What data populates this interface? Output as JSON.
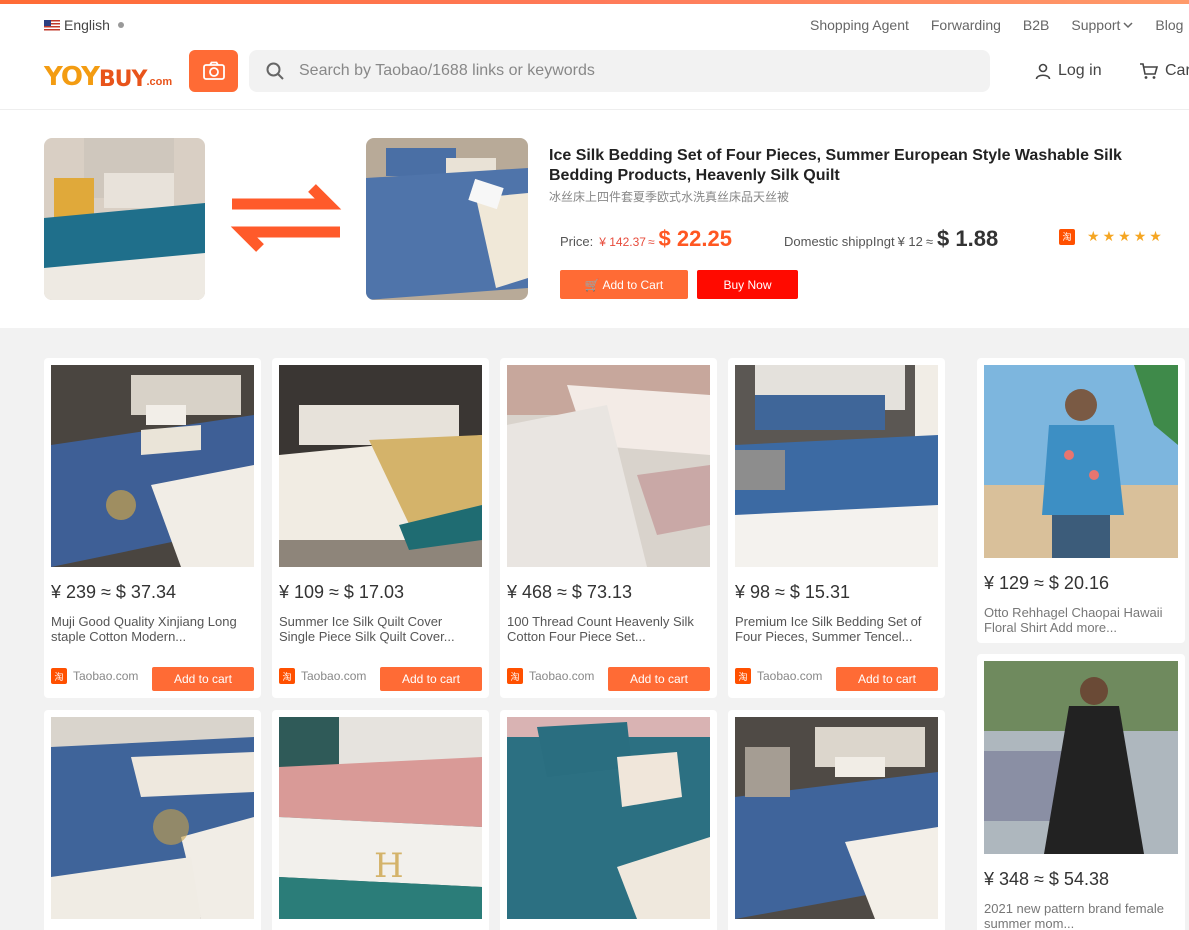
{
  "header": {
    "language": "English",
    "nav": [
      "Shopping Agent",
      "Forwarding",
      "B2B",
      "Support",
      "Blog"
    ],
    "logo_main": "YOY",
    "logo_second": "BUY",
    "logo_domain": ".com",
    "search_placeholder": "Search by Taobao/1688 links or keywords",
    "login": "Log in",
    "cart": "Cart"
  },
  "product": {
    "title": "Ice Silk Bedding Set of Four Pieces, Summer European Style Washable Silk Bedding Products, Heavenly Silk Quilt",
    "subtitle": "冰丝床上四件套夏季欧式水洗真丝床品天丝被",
    "price_label": "Price:",
    "price_cny": "¥ 142.37",
    "approx": "≈",
    "price_usd": "$ 22.25",
    "shipping_label": "Domestic shippIngt",
    "shipping_cny": "¥ 12",
    "shipping_usd": "$ 1.88",
    "rating_stars": 5,
    "add_to_cart": "Add to Cart",
    "buy_now": "Buy Now"
  },
  "grid": [
    {
      "price": "¥ 239 ≈ $ 37.34",
      "title": "Muji Good Quality Xinjiang Long staple Cotton Modern...",
      "source": "Taobao.com",
      "button": "Add to cart"
    },
    {
      "price": "¥ 109 ≈ $ 17.03",
      "title": "Summer Ice Silk Quilt Cover Single Piece Silk Quilt Cover...",
      "source": "Taobao.com",
      "button": "Add to cart"
    },
    {
      "price": "¥ 468 ≈ $ 73.13",
      "title": "100 Thread Count Heavenly Silk Cotton Four Piece Set...",
      "source": "Taobao.com",
      "button": "Add to cart"
    },
    {
      "price": "¥ 98 ≈ $ 15.31",
      "title": "Premium Ice Silk Bedding Set of Four Pieces, Summer Tencel...",
      "source": "Taobao.com",
      "button": "Add to cart"
    }
  ],
  "side": [
    {
      "price": "¥ 129 ≈ $ 20.16",
      "title": "Otto Rehhagel Chaopai Hawaii Floral Shirt Add more..."
    },
    {
      "price": "¥ 348 ≈ $ 54.38",
      "title": "2021 new pattern brand female summer mom..."
    }
  ],
  "badge_text": "淘",
  "colors": {
    "accent": "#ff6b35",
    "buy": "#ff0a00",
    "price": "#ff5722"
  }
}
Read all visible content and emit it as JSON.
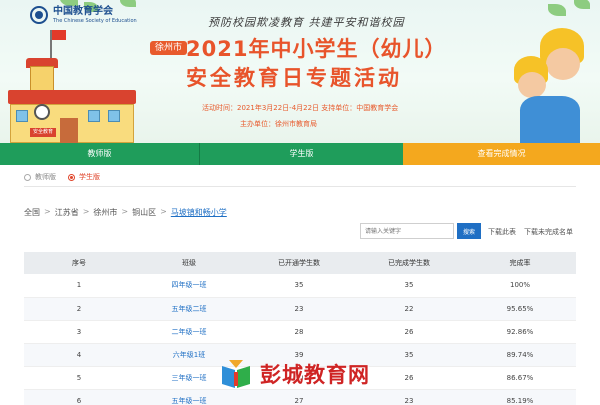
{
  "banner": {
    "logo": {
      "name": "中国教育学会",
      "sub": "The Chinese Society of Education"
    },
    "slogan": "预防校园欺凌教育  共建平安和谐校园",
    "city_badge": "徐州市",
    "title_line1": "2021年中小学生（幼儿）",
    "title_line2": "安全教育日专题活动",
    "activity_time": "活动时间：2021年3月22日-4月22日   支持单位：中国教育学会",
    "organizer": "主办单位：徐州市教育局",
    "school_sign": "安全教育"
  },
  "nav": {
    "teacher": "教师版",
    "student": "学生版",
    "completion": "查看完成情况"
  },
  "roles": {
    "teacher": "教师版",
    "student": "学生版"
  },
  "breadcrumb": {
    "items": [
      "全国",
      "江苏省",
      "徐州市",
      "铜山区"
    ],
    "current": "马坡镇和畅小学"
  },
  "search": {
    "placeholder": "请输入关键字",
    "button": "搜索",
    "download_this": "下载此表",
    "download_unfinished": "下载未完成名单"
  },
  "table": {
    "headers": [
      "序号",
      "班级",
      "已开通学生数",
      "已完成学生数",
      "完成率"
    ],
    "rows": [
      [
        "1",
        "四年级一班",
        "35",
        "35",
        "100%"
      ],
      [
        "2",
        "五年级二班",
        "23",
        "22",
        "95.65%"
      ],
      [
        "3",
        "二年级一班",
        "28",
        "26",
        "92.86%"
      ],
      [
        "4",
        "六年级1班",
        "39",
        "35",
        "89.74%"
      ],
      [
        "5",
        "三年级一班",
        "30",
        "26",
        "86.67%"
      ],
      [
        "6",
        "五年级一班",
        "27",
        "23",
        "85.19%"
      ]
    ]
  },
  "watermark": {
    "text": "彭城教育网"
  },
  "colors": {
    "nav_green": "#1f9d5b",
    "nav_orange": "#f4a81e",
    "title_orange": "#e8542b",
    "link_blue": "#1f6fc4",
    "watermark_red": "#cf2424"
  }
}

= What you will do =
In the entries above, identify every line with the word "Bedding". Copy those lines.

= Response to this task =
    "title": "Ice Silk Bedding Set of Four Pieces, Summer European Style Washable Silk Bedding Products, Heavenly Silk Quilt",
      "title": "Premium Ice Silk Bedding Set of Four Pieces, Summer Tencel...",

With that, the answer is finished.